What is the number of lines in these entries that contain "научных"? State it alone.
↓
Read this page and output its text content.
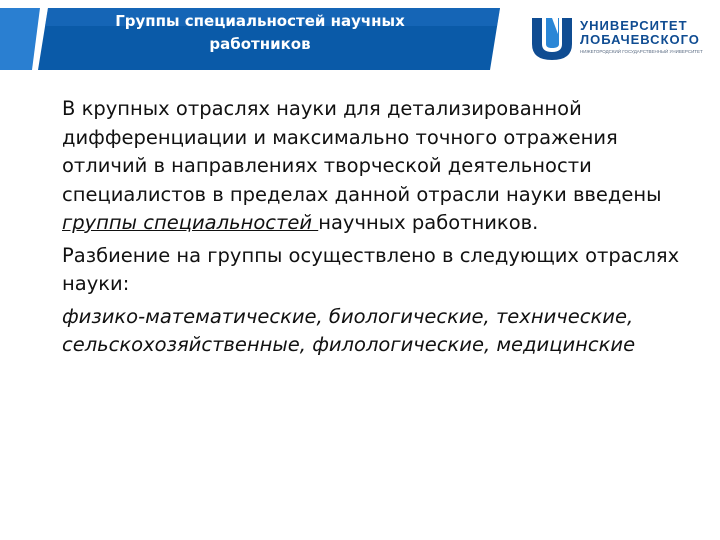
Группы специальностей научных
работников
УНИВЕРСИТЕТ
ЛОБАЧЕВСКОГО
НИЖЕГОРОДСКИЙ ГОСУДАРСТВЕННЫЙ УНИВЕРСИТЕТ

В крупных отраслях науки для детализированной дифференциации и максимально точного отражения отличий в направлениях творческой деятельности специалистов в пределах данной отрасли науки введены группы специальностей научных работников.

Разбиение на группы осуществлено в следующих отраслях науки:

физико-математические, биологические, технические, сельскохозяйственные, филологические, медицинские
↑
↓
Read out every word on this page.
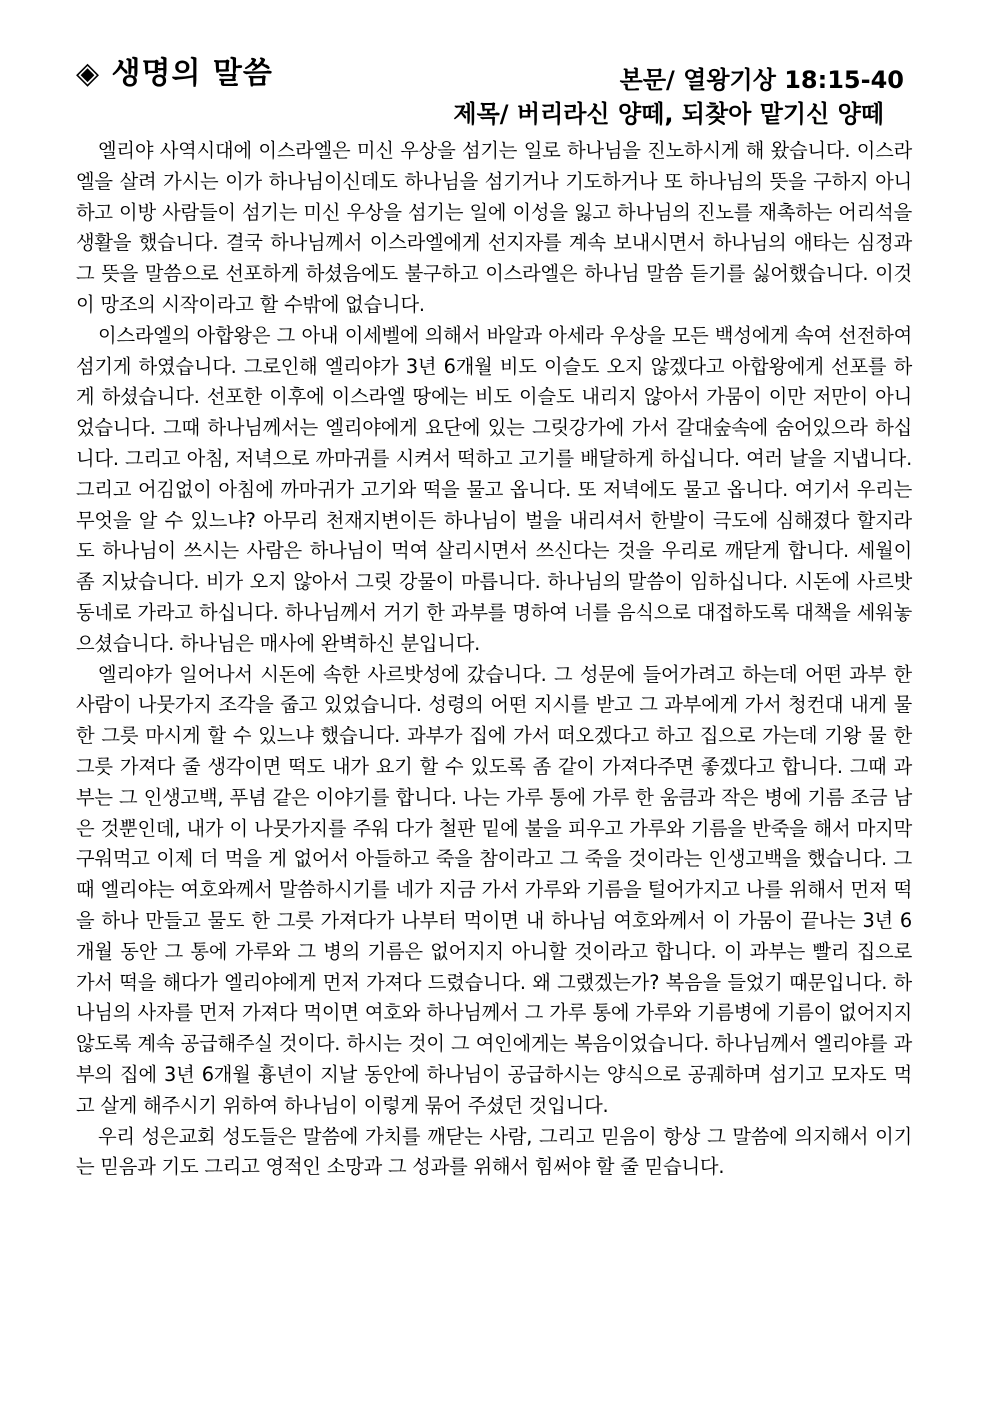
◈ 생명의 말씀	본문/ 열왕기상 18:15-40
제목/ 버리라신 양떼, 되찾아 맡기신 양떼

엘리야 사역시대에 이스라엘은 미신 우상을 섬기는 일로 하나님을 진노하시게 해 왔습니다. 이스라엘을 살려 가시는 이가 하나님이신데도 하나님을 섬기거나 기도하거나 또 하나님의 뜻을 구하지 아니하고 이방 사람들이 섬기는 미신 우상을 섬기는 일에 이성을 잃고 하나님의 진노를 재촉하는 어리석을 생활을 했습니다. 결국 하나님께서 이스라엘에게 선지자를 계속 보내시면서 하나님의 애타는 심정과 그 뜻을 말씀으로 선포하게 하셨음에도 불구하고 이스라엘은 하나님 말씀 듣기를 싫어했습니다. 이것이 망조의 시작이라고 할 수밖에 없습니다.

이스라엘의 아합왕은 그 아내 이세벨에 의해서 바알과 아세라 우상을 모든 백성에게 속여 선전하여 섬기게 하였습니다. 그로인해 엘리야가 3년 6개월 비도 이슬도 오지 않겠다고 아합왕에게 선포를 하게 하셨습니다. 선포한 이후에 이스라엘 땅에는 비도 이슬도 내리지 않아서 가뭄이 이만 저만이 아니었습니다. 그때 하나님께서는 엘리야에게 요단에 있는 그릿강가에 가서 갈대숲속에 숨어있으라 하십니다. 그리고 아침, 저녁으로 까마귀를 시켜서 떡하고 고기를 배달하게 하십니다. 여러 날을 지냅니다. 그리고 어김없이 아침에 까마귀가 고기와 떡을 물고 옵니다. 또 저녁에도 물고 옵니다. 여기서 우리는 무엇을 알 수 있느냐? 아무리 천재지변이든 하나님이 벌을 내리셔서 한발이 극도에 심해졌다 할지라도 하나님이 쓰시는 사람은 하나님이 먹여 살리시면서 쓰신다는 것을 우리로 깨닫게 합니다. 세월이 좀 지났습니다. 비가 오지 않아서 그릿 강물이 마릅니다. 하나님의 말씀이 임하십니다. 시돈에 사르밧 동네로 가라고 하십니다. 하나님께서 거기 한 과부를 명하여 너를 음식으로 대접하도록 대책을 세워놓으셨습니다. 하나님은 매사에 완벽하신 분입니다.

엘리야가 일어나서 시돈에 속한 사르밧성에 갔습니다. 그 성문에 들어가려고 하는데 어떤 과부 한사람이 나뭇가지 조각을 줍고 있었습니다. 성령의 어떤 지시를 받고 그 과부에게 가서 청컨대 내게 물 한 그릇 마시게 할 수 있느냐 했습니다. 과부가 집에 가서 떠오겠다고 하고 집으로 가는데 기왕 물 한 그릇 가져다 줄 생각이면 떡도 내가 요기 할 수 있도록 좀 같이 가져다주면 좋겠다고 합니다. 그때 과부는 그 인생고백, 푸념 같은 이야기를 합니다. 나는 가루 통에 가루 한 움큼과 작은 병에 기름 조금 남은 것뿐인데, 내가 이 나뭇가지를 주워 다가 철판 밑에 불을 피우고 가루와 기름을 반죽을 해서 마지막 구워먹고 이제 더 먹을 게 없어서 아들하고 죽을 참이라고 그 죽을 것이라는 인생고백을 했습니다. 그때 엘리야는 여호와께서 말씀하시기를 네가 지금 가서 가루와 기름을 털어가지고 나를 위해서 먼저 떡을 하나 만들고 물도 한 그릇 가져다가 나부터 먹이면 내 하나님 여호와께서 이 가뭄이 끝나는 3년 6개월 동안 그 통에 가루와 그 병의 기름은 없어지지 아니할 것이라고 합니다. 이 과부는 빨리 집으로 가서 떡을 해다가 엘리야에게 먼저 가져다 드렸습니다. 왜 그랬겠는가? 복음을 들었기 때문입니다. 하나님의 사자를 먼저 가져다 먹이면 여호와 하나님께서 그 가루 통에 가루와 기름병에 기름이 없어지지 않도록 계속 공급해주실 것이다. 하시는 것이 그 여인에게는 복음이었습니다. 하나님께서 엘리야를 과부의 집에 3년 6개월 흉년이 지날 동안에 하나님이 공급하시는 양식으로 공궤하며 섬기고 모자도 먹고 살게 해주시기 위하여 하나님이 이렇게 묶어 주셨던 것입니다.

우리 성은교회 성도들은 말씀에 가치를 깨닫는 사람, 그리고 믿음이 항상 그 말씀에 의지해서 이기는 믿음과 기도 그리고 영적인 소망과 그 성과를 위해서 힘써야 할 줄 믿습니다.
↑
▶ Result of this exercise:
2